--- Recorded information ---

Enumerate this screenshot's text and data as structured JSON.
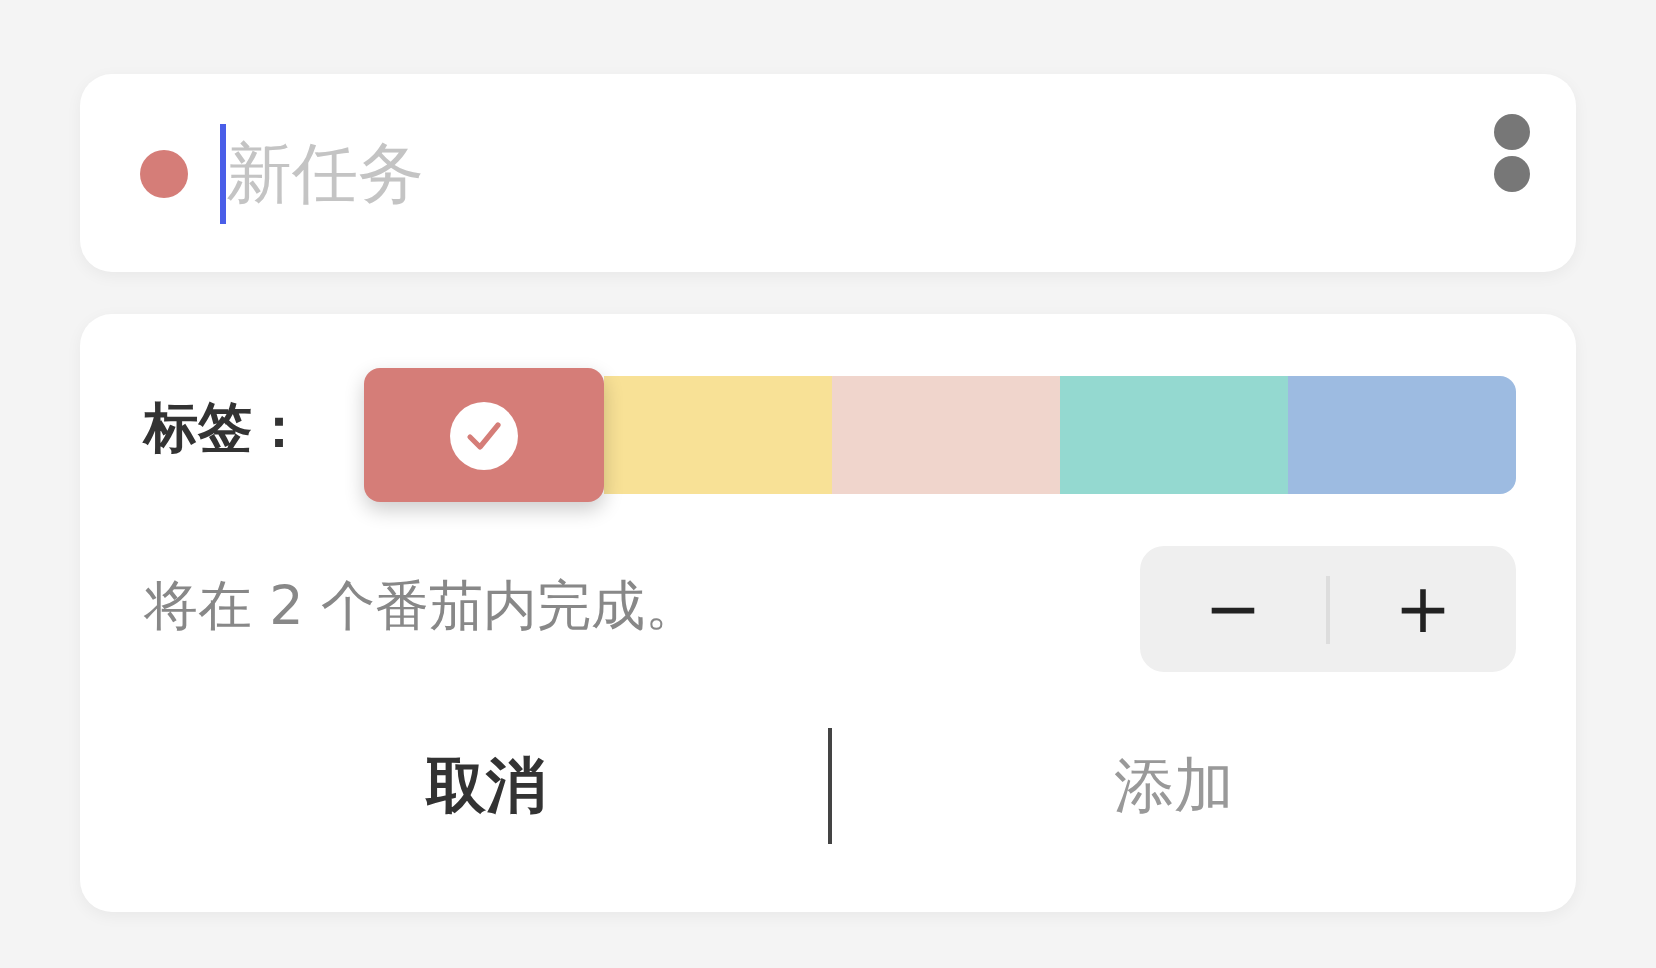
{
  "task": {
    "placeholder": "新任务",
    "color": "#d57d78"
  },
  "tags": {
    "label": "标签：",
    "items": [
      {
        "color": "#d57d78",
        "selected": true
      },
      {
        "color": "#f8e196",
        "selected": false
      },
      {
        "color": "#f0d5cc",
        "selected": false
      },
      {
        "color": "#94d9d0",
        "selected": false
      },
      {
        "color": "#9dbbe1",
        "selected": false
      }
    ]
  },
  "estimate": {
    "text": "将在 2 个番茄内完成。",
    "minus": "−",
    "plus": "+"
  },
  "buttons": [
    {
      "label": "取消",
      "disabled": false
    },
    {
      "label": "添加",
      "disabled": true
    }
  ]
}
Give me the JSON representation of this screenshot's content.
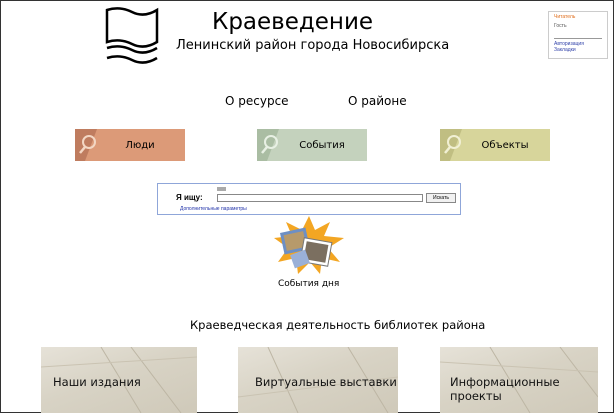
{
  "header": {
    "title": "Краеведение",
    "subtitle": "Ленинский район города Новосибирска"
  },
  "reader": {
    "title": "Читатель",
    "text": "Гость",
    "auth_link": "Авторизация",
    "bookmarks_link": "Закладки"
  },
  "nav": {
    "about_resource": "О ресурсе",
    "about_district": "О районе"
  },
  "categories": [
    {
      "label": "Люди",
      "color": "#dc9a78"
    },
    {
      "label": "События",
      "color": "#c4d2bd"
    },
    {
      "label": "Объекты",
      "color": "#d7d59b"
    }
  ],
  "search": {
    "label": "Я ищу:",
    "value": "",
    "button": "Искать",
    "advanced_link": "Дополнительные параметры"
  },
  "events_day": {
    "label": "События дня"
  },
  "section": {
    "title": "Краеведческая деятельность библиотек района"
  },
  "tiles": [
    {
      "label": "Наши издания"
    },
    {
      "label": "Виртуальные выставки"
    },
    {
      "label": "Информационные проекты"
    }
  ]
}
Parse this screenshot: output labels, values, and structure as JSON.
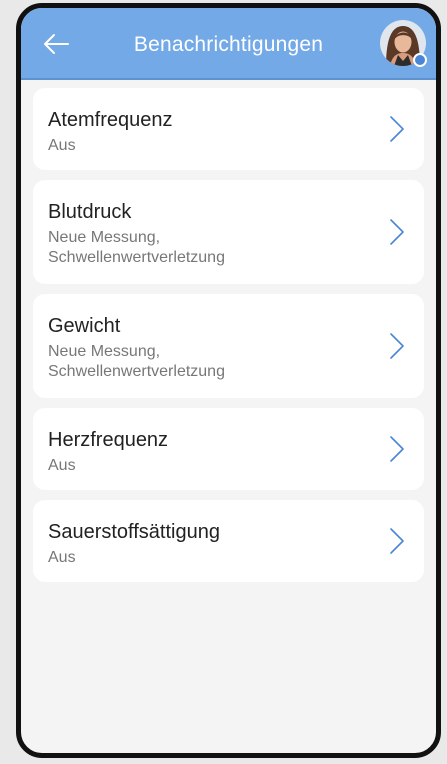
{
  "header": {
    "title": "Benachrichtigungen",
    "back_icon": "arrow-left-icon",
    "avatar_icon": "user-avatar"
  },
  "notifications": [
    {
      "title": "Atemfrequenz",
      "subtitle": "Aus"
    },
    {
      "title": "Blutdruck",
      "subtitle": "Neue Messung, Schwellenwertverletzung"
    },
    {
      "title": "Gewicht",
      "subtitle": "Neue Messung, Schwellenwertverletzung"
    },
    {
      "title": "Herzfrequenz",
      "subtitle": "Aus"
    },
    {
      "title": "Sauerstoffsättigung",
      "subtitle": "Aus"
    }
  ],
  "colors": {
    "header_bg": "#73a9e6",
    "page_bg": "#f4f4f4",
    "card_bg": "#ffffff",
    "chevron": "#4a86d4"
  }
}
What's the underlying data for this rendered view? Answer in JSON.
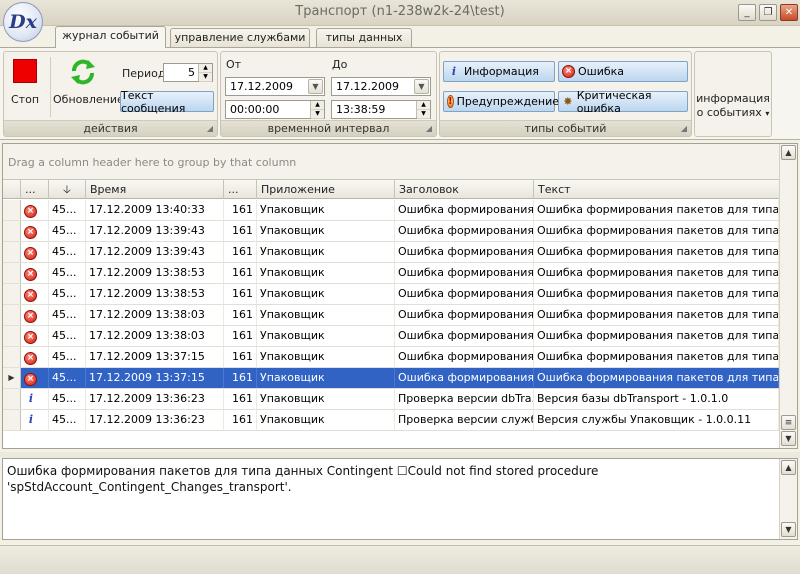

---

- _Short exercise_
Go through the records and pull out each line that includes the word "text".

- _Result of this exercise_
Enumerate this screenshot's text and data as structured JSON.
    "text": "将在 2 个番茄内完成。",
    "text": "Гость",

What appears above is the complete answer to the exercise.